-- Task data --
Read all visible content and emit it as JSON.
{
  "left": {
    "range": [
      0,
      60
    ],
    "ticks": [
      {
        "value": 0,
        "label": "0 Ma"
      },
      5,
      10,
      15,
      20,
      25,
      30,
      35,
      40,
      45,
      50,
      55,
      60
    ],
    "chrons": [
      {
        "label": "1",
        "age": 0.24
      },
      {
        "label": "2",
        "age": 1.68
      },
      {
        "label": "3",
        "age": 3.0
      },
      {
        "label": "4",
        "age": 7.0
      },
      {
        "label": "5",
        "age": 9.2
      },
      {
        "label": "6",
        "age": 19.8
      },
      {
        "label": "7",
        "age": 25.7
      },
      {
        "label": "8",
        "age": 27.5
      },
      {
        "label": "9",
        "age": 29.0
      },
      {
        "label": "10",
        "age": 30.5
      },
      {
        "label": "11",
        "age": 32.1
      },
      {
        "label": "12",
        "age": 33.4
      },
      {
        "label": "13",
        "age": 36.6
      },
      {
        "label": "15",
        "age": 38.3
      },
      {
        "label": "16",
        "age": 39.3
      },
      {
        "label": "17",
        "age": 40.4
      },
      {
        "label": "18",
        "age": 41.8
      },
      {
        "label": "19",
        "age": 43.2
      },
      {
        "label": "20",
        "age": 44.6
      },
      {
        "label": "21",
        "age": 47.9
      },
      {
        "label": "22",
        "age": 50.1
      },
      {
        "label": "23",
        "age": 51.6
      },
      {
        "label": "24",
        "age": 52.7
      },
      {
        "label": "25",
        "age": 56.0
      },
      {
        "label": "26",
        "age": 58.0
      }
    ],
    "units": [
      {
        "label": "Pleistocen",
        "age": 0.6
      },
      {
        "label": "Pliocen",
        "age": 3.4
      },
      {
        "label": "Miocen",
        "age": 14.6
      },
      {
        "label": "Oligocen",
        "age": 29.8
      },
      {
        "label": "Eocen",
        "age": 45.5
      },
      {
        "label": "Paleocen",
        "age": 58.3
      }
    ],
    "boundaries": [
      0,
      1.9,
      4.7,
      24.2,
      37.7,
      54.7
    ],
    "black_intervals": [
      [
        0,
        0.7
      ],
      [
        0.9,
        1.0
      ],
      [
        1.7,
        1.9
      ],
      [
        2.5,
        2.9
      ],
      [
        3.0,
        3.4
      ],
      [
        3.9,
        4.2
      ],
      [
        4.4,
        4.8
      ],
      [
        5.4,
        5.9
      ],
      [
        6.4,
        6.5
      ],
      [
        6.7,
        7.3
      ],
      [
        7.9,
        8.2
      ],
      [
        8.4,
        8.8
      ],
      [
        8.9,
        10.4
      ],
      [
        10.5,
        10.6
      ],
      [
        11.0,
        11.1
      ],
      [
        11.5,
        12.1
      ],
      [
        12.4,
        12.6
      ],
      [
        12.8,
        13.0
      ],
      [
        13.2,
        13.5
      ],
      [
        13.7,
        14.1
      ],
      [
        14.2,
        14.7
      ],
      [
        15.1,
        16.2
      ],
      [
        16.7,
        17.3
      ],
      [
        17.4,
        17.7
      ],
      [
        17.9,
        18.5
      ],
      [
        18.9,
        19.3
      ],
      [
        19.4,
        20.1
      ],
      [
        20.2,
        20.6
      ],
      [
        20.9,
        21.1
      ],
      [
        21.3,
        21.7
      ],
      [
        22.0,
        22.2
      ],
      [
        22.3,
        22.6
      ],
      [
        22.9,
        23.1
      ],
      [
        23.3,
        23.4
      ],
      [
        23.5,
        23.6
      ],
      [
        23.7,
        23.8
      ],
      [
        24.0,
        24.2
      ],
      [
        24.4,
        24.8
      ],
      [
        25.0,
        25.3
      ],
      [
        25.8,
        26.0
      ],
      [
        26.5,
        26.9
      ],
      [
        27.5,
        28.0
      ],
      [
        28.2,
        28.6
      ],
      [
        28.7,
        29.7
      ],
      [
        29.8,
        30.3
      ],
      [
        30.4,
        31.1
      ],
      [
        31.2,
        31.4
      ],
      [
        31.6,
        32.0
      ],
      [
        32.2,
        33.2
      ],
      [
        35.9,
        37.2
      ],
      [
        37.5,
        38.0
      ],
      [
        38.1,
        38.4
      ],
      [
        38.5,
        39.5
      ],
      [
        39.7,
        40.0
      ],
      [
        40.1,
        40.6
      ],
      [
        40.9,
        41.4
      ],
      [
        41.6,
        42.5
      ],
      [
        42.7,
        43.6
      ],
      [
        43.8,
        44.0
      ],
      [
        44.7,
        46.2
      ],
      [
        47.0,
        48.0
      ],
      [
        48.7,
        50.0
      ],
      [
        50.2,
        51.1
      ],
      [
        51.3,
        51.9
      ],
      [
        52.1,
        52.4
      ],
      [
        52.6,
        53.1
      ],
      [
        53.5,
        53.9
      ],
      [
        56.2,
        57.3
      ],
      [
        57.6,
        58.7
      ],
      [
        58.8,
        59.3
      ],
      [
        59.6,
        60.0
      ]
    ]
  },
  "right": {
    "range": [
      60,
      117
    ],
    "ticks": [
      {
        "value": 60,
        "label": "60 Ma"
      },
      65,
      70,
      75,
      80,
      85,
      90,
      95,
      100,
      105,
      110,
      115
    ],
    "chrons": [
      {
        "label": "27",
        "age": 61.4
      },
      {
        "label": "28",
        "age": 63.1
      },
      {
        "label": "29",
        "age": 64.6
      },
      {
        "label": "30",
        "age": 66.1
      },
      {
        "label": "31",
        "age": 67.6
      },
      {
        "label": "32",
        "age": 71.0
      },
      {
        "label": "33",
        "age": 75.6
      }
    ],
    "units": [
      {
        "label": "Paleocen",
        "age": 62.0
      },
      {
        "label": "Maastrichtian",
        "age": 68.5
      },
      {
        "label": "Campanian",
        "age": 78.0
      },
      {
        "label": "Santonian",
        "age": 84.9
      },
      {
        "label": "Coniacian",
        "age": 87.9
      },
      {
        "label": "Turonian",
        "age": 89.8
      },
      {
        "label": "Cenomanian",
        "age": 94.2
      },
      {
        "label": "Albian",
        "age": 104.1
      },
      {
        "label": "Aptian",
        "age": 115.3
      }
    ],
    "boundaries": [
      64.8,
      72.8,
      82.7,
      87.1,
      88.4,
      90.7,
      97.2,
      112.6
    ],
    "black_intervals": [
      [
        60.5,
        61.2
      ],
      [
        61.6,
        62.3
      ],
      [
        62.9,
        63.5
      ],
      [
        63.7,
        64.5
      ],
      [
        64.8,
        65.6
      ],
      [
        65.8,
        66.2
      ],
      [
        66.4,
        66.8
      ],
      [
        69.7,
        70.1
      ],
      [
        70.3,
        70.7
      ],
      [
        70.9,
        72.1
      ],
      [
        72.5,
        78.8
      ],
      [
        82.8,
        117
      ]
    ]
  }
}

-- What is needed --
Your task is to repeat every entry exactly.

-- Answer in full --
Read all visible content and emit it as JSON.
{
  "left": {
    "range": [
      0,
      60
    ],
    "ticks": [
      {
        "value": 0,
        "label": "0 Ma"
      },
      5,
      10,
      15,
      20,
      25,
      30,
      35,
      40,
      45,
      50,
      55,
      60
    ],
    "chrons": [
      {
        "label": "1",
        "age": 0.24
      },
      {
        "label": "2",
        "age": 1.68
      },
      {
        "label": "3",
        "age": 3.0
      },
      {
        "label": "4",
        "age": 7.0
      },
      {
        "label": "5",
        "age": 9.2
      },
      {
        "label": "6",
        "age": 19.8
      },
      {
        "label": "7",
        "age": 25.7
      },
      {
        "label": "8",
        "age": 27.5
      },
      {
        "label": "9",
        "age": 29.0
      },
      {
        "label": "10",
        "age": 30.5
      },
      {
        "label": "11",
        "age": 32.1
      },
      {
        "label": "12",
        "age": 33.4
      },
      {
        "label": "13",
        "age": 36.6
      },
      {
        "label": "15",
        "age": 38.3
      },
      {
        "label": "16",
        "age": 39.3
      },
      {
        "label": "17",
        "age": 40.4
      },
      {
        "label": "18",
        "age": 41.8
      },
      {
        "label": "19",
        "age": 43.2
      },
      {
        "label": "20",
        "age": 44.6
      },
      {
        "label": "21",
        "age": 47.9
      },
      {
        "label": "22",
        "age": 50.1
      },
      {
        "label": "23",
        "age": 51.6
      },
      {
        "label": "24",
        "age": 52.7
      },
      {
        "label": "25",
        "age": 56.0
      },
      {
        "label": "26",
        "age": 58.0
      }
    ],
    "units": [
      {
        "label": "Pleistocen",
        "age": 0.6
      },
      {
        "label": "Pliocen",
        "age": 3.4
      },
      {
        "label": "Miocen",
        "age": 14.6
      },
      {
        "label": "Oligocen",
        "age": 29.8
      },
      {
        "label": "Eocen",
        "age": 45.5
      },
      {
        "label": "Paleocen",
        "age": 58.3
      }
    ],
    "boundaries": [
      0,
      1.9,
      4.7,
      24.2,
      37.7,
      54.7
    ],
    "black_intervals": [
      [
        0,
        0.7
      ],
      [
        0.9,
        1.0
      ],
      [
        1.7,
        1.9
      ],
      [
        2.5,
        2.9
      ],
      [
        3.0,
        3.4
      ],
      [
        3.9,
        4.2
      ],
      [
        4.4,
        4.8
      ],
      [
        5.4,
        5.9
      ],
      [
        6.4,
        6.5
      ],
      [
        6.7,
        7.3
      ],
      [
        7.9,
        8.2
      ],
      [
        8.4,
        8.8
      ],
      [
        8.9,
        10.4
      ],
      [
        10.5,
        10.6
      ],
      [
        11.0,
        11.1
      ],
      [
        11.5,
        12.1
      ],
      [
        12.4,
        12.6
      ],
      [
        12.8,
        13.0
      ],
      [
        13.2,
        13.5
      ],
      [
        13.7,
        14.1
      ],
      [
        14.2,
        14.7
      ],
      [
        15.1,
        16.2
      ],
      [
        16.7,
        17.3
      ],
      [
        17.4,
        17.7
      ],
      [
        17.9,
        18.5
      ],
      [
        18.9,
        19.3
      ],
      [
        19.4,
        20.1
      ],
      [
        20.2,
        20.6
      ],
      [
        20.9,
        21.1
      ],
      [
        21.3,
        21.7
      ],
      [
        22.0,
        22.2
      ],
      [
        22.3,
        22.6
      ],
      [
        22.9,
        23.1
      ],
      [
        23.3,
        23.4
      ],
      [
        23.5,
        23.6
      ],
      [
        23.7,
        23.8
      ],
      [
        24.0,
        24.2
      ],
      [
        24.4,
        24.8
      ],
      [
        25.0,
        25.3
      ],
      [
        25.8,
        26.0
      ],
      [
        26.5,
        26.9
      ],
      [
        27.5,
        28.0
      ],
      [
        28.2,
        28.6
      ],
      [
        28.7,
        29.7
      ],
      [
        29.8,
        30.3
      ],
      [
        30.4,
        31.1
      ],
      [
        31.2,
        31.4
      ],
      [
        31.6,
        32.0
      ],
      [
        32.2,
        33.2
      ],
      [
        35.9,
        37.2
      ],
      [
        37.5,
        38.0
      ],
      [
        38.1,
        38.4
      ],
      [
        38.5,
        39.5
      ],
      [
        39.7,
        40.0
      ],
      [
        40.1,
        40.6
      ],
      [
        40.9,
        41.4
      ],
      [
        41.6,
        42.5
      ],
      [
        42.7,
        43.6
      ],
      [
        43.8,
        44.0
      ],
      [
        44.7,
        46.2
      ],
      [
        47.0,
        48.0
      ],
      [
        48.7,
        50.0
      ],
      [
        50.2,
        51.1
      ],
      [
        51.3,
        51.9
      ],
      [
        52.1,
        52.4
      ],
      [
        52.6,
        53.1
      ],
      [
        53.5,
        53.9
      ],
      [
        56.2,
        57.3
      ],
      [
        57.6,
        58.7
      ],
      [
        58.8,
        59.3
      ],
      [
        59.6,
        60.0
      ]
    ]
  },
  "right": {
    "range": [
      60,
      117
    ],
    "ticks": [
      {
        "value": 60,
        "label": "60 Ma"
      },
      65,
      70,
      75,
      80,
      85,
      90,
      95,
      100,
      105,
      110,
      115
    ],
    "chrons": [
      {
        "label": "27",
        "age": 61.4
      },
      {
        "label": "28",
        "age": 63.1
      },
      {
        "label": "29",
        "age": 64.6
      },
      {
        "label": "30",
        "age": 66.1
      },
      {
        "label": "31",
        "age": 67.6
      },
      {
        "label": "32",
        "age": 71.0
      },
      {
        "label": "33",
        "age": 75.6
      }
    ],
    "units": [
      {
        "label": "Paleocen",
        "age": 62.0
      },
      {
        "label": "Maastrichtian",
        "age": 68.5
      },
      {
        "label": "Campanian",
        "age": 78.0
      },
      {
        "label": "Santonian",
        "age": 84.9
      },
      {
        "label": "Coniacian",
        "age": 87.9
      },
      {
        "label": "Turonian",
        "age": 89.8
      },
      {
        "label": "Cenomanian",
        "age": 94.2
      },
      {
        "label": "Albian",
        "age": 104.1
      },
      {
        "label": "Aptian",
        "age": 115.3
      }
    ],
    "boundaries": [
      64.8,
      72.8,
      82.7,
      87.1,
      88.4,
      90.7,
      97.2,
      112.6
    ],
    "black_intervals": [
      [
        60.5,
        61.2
      ],
      [
        61.6,
        62.3
      ],
      [
        62.9,
        63.5
      ],
      [
        63.7,
        64.5
      ],
      [
        64.8,
        65.6
      ],
      [
        65.8,
        66.2
      ],
      [
        66.4,
        66.8
      ],
      [
        69.7,
        70.1
      ],
      [
        70.3,
        70.7
      ],
      [
        70.9,
        72.1
      ],
      [
        72.5,
        78.8
      ],
      [
        82.8,
        117
      ]
    ]
  }
}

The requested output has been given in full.